** Input data **

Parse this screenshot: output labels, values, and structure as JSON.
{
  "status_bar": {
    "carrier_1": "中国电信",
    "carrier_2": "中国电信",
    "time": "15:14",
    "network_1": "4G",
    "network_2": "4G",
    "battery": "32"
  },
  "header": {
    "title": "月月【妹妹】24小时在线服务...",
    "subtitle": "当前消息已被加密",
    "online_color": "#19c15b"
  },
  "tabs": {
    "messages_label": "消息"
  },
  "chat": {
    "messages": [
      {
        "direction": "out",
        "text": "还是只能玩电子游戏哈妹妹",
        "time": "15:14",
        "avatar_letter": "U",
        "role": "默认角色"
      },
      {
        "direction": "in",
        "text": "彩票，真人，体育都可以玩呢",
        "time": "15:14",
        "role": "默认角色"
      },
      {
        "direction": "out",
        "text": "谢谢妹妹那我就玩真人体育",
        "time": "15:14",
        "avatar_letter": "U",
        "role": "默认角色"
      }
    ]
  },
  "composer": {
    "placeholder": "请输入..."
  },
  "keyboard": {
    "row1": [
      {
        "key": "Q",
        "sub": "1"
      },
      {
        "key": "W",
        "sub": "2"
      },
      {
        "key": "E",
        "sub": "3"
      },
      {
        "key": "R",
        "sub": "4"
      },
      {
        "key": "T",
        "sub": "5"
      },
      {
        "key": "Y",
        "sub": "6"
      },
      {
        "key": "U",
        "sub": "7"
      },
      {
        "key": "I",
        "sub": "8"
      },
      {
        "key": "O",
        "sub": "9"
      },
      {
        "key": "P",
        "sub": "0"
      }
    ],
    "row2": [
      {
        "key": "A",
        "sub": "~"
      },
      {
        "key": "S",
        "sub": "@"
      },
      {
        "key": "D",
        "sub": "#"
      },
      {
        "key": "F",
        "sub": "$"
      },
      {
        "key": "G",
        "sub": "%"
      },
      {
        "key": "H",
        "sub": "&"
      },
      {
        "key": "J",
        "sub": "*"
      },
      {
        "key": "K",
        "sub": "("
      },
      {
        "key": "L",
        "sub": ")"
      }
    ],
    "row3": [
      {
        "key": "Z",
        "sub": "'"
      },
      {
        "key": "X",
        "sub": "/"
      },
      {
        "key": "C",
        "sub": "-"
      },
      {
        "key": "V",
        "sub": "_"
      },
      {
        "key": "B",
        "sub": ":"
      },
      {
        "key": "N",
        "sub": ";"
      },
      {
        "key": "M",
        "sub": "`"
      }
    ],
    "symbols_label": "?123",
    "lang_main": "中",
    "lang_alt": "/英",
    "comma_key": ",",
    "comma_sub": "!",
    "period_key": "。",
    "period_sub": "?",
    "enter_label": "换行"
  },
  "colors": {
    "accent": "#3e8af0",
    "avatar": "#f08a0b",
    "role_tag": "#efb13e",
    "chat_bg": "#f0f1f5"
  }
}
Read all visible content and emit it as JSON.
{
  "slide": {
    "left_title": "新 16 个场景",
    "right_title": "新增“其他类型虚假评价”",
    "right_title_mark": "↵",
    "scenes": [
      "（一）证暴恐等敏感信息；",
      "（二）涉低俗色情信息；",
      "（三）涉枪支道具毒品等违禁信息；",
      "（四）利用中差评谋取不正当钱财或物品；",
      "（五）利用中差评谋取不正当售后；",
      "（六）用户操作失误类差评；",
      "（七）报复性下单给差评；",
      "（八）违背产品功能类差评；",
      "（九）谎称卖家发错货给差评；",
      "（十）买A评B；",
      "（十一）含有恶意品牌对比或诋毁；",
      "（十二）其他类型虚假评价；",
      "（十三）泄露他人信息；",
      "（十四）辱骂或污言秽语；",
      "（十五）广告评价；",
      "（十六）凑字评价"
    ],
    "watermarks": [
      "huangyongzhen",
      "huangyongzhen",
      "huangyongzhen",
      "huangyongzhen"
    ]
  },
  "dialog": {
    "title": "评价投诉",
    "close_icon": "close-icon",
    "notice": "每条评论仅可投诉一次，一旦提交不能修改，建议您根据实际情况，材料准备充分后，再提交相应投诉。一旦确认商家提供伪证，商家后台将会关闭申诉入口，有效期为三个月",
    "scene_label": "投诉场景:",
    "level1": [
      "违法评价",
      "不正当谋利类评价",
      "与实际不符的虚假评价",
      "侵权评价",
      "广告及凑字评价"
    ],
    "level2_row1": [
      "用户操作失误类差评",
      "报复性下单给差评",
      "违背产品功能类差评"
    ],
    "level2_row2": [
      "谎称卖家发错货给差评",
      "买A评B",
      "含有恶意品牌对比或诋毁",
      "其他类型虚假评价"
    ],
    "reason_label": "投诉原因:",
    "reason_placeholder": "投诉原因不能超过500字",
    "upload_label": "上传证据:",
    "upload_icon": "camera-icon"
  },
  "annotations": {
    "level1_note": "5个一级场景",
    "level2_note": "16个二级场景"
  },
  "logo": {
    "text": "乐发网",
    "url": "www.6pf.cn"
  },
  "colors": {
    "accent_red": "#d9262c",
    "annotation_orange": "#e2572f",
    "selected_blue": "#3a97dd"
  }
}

** Task prompt **
Where a line in the entries holds "icon", copy that line.

** Finished exercise **
    "close_icon": "close-icon",
    "upload_icon": "camera-icon"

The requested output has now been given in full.